Each entry below is to be extracted exactly.

[start of The data]

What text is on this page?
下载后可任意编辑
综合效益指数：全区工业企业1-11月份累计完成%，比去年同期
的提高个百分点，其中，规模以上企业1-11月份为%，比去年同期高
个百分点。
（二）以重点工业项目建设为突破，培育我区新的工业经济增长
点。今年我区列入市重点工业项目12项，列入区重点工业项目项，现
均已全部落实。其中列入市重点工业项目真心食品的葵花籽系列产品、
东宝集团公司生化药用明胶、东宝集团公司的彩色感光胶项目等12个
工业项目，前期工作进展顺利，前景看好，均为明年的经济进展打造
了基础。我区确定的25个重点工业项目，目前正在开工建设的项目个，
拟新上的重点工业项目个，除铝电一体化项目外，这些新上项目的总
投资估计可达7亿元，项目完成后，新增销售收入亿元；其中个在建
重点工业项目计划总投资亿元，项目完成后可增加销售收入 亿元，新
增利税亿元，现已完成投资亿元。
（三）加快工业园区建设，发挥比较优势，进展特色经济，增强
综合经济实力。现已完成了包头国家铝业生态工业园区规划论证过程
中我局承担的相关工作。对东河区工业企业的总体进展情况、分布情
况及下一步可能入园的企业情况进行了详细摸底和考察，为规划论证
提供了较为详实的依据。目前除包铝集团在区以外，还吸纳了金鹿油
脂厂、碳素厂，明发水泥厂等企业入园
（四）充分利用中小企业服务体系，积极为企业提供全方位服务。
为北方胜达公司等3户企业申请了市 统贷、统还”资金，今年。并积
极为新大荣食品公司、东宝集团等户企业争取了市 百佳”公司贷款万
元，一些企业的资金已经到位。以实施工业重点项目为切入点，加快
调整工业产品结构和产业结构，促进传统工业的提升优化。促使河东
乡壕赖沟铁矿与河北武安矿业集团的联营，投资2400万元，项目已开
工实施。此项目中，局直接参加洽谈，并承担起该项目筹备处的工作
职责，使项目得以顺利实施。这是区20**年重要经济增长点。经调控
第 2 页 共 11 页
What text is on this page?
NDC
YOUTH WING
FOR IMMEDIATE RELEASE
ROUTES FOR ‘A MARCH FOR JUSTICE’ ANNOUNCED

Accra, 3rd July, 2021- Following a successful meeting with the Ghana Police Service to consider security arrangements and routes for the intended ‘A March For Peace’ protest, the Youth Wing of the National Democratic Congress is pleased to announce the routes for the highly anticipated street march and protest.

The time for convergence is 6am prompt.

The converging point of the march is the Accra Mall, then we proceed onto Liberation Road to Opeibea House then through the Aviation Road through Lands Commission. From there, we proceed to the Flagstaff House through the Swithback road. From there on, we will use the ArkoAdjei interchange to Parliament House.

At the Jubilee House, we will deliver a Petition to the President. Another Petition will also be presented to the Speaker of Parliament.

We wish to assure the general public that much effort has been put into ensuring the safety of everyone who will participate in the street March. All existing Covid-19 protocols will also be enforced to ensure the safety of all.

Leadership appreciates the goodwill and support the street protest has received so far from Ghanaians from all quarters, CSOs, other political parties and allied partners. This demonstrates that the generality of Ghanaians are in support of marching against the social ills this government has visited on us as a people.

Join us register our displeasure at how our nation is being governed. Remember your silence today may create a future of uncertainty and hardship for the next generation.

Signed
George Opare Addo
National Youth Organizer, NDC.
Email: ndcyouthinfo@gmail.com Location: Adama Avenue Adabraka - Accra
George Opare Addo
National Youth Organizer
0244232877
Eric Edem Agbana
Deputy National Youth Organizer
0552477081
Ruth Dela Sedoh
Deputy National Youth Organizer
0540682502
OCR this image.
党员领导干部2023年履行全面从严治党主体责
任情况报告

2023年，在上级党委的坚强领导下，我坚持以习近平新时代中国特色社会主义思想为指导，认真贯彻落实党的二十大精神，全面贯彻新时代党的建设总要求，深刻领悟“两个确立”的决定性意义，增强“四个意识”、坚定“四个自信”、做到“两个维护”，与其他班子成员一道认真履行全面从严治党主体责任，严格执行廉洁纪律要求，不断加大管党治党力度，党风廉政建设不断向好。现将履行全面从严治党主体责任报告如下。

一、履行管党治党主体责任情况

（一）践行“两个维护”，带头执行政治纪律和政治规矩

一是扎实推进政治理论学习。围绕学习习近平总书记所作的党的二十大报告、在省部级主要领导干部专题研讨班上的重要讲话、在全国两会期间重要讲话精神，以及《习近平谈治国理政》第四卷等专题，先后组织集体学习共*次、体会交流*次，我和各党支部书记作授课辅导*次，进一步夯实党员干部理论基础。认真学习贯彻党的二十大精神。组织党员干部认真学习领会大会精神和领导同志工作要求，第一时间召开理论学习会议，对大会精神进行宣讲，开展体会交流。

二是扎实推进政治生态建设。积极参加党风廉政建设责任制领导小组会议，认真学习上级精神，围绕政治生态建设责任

[end of The data]

Finished exercise
What text is on this page?
下载后可任意编辑
综合效益指数：全区工业企业1-11月份累计完成%，比去年同期
的提高个百分点，其中，规模以上企业1-11月份为%，比去年同期高
个百分点。
（二）以重点工业项目建设为突破，培育我区新的工业经济增长
点。今年我区列入市重点工业项目12项，列入区重点工业项目项，现
均已全部落实。其中列入市重点工业项目真心食品的葵花籽系列产品、
东宝集团公司生化药用明胶、东宝集团公司的彩色感光胶项目等12个
工业项目，前期工作进展顺利，前景看好，均为明年的经济进展打造
了基础。我区确定的25个重点工业项目，目前正在开工建设的项目个，
拟新上的重点工业项目个，除铝电一体化项目外，这些新上项目的总
投资估计可达7亿元，项目完成后，新增销售收入亿元；其中个在建
重点工业项目计划总投资亿元，项目完成后可增加销售收入 亿元，新
增利税亿元，现已完成投资亿元。
（三）加快工业园区建设，发挥比较优势，进展特色经济，增强
综合经济实力。现已完成了包头国家铝业生态工业园区规划论证过程
中我局承担的相关工作。对东河区工业企业的总体进展情况、分布情
况及下一步可能入园的企业情况进行了详细摸底和考察，为规划论证
提供了较为详实的依据。目前除包铝集团在区以外，还吸纳了金鹿油
脂厂、碳素厂，明发水泥厂等企业入园
（四）充分利用中小企业服务体系，积极为企业提供全方位服务。
为北方胜达公司等3户企业申请了市 统贷、统还”资金，今年。并积
极为新大荣食品公司、东宝集团等户企业争取了市 百佳”公司贷款万
元，一些企业的资金已经到位。以实施工业重点项目为切入点，加快
调整工业产品结构和产业结构，促进传统工业的提升优化。促使河东
乡壕赖沟铁矿与河北武安矿业集团的联营，投资2400万元，项目已开
工实施。此项目中，局直接参加洽谈，并承担起该项目筹备处的工作
职责，使项目得以顺利实施。这是区20**年重要经济增长点。经调控
第 2 页 共 11 页
What text is on this page?
NDC
YOUTH WING
FOR IMMEDIATE RELEASE
ROUTES FOR ‘A MARCH FOR JUSTICE’ ANNOUNCED

Accra, 3rd July, 2021- Following a successful meeting with the Ghana Police Service to consider security arrangements and routes for the intended ‘A March For Peace’ protest, the Youth Wing of the National Democratic Congress is pleased to announce the routes for the highly anticipated street march and protest.

The time for convergence is 6am prompt.

The converging point of the march is the Accra Mall, then we proceed onto Liberation Road to Opeibea House then through the Aviation Road through Lands Commission. From there, we proceed to the Flagstaff House through the Swithback road. From there on, we will use the ArkoAdjei interchange to Parliament House.

At the Jubilee House, we will deliver a Petition to the President. Another Petition will also be presented to the Speaker of Parliament.

We wish to assure the general public that much effort has been put into ensuring the safety of everyone who will participate in the street March. All existing Covid-19 protocols will also be enforced to ensure the safety of all.

Leadership appreciates the goodwill and support the street protest has received so far from Ghanaians from all quarters, CSOs, other political parties and allied partners. This demonstrates that the generality of Ghanaians are in support of marching against the social ills this government has visited on us as a people.

Join us register our displeasure at how our nation is being governed. Remember your silence today may create a future of uncertainty and hardship for the next generation.

Signed
George Opare Addo
National Youth Organizer, NDC.
Email: ndcyouthinfo@gmail.com Location: Adama Avenue Adabraka - Accra
George Opare Addo
National Youth Organizer
0244232877
Eric Edem Agbana
Deputy National Youth Organizer
0552477081
Ruth Dela Sedoh
Deputy National Youth Organizer
0540682502
OCR this image.
党员领导干部2023年履行全面从严治党主体责
任情况报告

2023年，在上级党委的坚强领导下，我坚持以习近平新时代中国特色社会主义思想为指导，认真贯彻落实党的二十大精神，全面贯彻新时代党的建设总要求，深刻领悟“两个确立”的决定性意义，增强“四个意识”、坚定“四个自信”、做到“两个维护”，与其他班子成员一道认真履行全面从严治党主体责任，严格执行廉洁纪律要求，不断加大管党治党力度，党风廉政建设不断向好。现将履行全面从严治党主体责任报告如下。

一、履行管党治党主体责任情况

（一）践行“两个维护”，带头执行政治纪律和政治规矩

一是扎实推进政治理论学习。围绕学习习近平总书记所作的党的二十大报告、在省部级主要领导干部专题研讨班上的重要讲话、在全国两会期间重要讲话精神，以及《习近平谈治国理政》第四卷等专题，先后组织集体学习共*次、体会交流*次，我和各党支部书记作授课辅导*次，进一步夯实党员干部理论基础。认真学习贯彻党的二十大精神。组织党员干部认真学习领会大会精神和领导同志工作要求，第一时间召开理论学习会议，对大会精神进行宣讲，开展体会交流。

二是扎实推进政治生态建设。积极参加党风廉政建设责任制领导小组会议，认真学习上级精神，围绕政治生态建设责任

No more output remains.